━━━ Provided information
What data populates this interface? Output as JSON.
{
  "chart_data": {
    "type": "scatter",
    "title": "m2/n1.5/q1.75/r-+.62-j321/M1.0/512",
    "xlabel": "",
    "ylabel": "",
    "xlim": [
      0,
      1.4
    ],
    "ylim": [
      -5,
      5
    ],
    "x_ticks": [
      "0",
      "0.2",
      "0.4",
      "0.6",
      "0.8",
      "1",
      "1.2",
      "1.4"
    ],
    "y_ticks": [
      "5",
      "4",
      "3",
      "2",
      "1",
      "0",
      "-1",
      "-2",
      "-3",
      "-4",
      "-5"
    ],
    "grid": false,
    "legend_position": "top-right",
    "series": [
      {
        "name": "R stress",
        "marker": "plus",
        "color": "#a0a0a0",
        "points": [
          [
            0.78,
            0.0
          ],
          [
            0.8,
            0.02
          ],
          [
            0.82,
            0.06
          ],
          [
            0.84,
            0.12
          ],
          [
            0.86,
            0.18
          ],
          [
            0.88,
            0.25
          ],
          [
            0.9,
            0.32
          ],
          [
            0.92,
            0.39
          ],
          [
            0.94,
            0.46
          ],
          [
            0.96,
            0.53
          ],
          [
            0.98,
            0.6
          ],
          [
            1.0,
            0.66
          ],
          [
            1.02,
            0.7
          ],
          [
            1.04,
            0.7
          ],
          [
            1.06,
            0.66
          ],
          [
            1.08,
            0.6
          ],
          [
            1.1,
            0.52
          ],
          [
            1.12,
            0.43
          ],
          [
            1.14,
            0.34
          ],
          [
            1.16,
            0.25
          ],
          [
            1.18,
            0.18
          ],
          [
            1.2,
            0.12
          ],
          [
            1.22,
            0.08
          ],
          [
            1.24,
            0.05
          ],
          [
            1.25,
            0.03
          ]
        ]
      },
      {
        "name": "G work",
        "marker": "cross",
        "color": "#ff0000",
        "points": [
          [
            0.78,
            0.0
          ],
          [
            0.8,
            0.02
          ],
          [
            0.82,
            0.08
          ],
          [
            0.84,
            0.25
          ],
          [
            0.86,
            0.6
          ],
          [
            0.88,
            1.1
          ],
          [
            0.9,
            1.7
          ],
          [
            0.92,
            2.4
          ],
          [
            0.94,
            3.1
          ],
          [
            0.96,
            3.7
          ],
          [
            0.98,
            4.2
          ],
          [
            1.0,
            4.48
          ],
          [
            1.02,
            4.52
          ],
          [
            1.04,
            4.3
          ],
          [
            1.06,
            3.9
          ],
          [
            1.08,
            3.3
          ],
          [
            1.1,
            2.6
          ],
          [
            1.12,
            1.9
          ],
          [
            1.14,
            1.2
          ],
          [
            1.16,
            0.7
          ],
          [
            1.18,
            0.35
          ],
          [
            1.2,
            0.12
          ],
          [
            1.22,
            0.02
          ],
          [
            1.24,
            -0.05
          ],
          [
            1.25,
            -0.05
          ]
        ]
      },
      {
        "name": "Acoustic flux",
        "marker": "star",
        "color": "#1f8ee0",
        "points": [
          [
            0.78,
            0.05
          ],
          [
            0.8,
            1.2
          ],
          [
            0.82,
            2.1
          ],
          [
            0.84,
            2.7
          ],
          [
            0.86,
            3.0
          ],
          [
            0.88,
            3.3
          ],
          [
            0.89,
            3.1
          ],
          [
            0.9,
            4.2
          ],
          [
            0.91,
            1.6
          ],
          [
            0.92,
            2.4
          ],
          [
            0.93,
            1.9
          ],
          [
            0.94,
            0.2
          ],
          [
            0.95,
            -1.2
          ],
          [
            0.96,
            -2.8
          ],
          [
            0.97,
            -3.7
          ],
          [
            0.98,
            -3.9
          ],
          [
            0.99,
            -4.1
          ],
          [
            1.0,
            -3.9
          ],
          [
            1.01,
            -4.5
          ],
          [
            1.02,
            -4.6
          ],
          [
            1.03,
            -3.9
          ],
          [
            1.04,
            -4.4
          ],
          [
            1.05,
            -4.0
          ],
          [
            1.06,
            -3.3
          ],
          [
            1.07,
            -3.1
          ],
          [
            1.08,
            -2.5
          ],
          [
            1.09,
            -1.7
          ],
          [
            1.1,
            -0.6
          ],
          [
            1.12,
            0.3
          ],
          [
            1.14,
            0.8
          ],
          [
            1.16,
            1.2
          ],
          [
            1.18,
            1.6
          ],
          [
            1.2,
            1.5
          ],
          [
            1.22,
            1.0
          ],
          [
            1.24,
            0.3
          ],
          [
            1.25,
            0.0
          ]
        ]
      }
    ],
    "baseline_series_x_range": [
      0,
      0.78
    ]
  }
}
━━━━━━
_Requirement_: Take every line that includes the string "marker" and copy it.

_Correct output_:
        "marker": "plus",
        "marker": "cross",
        "marker": "star",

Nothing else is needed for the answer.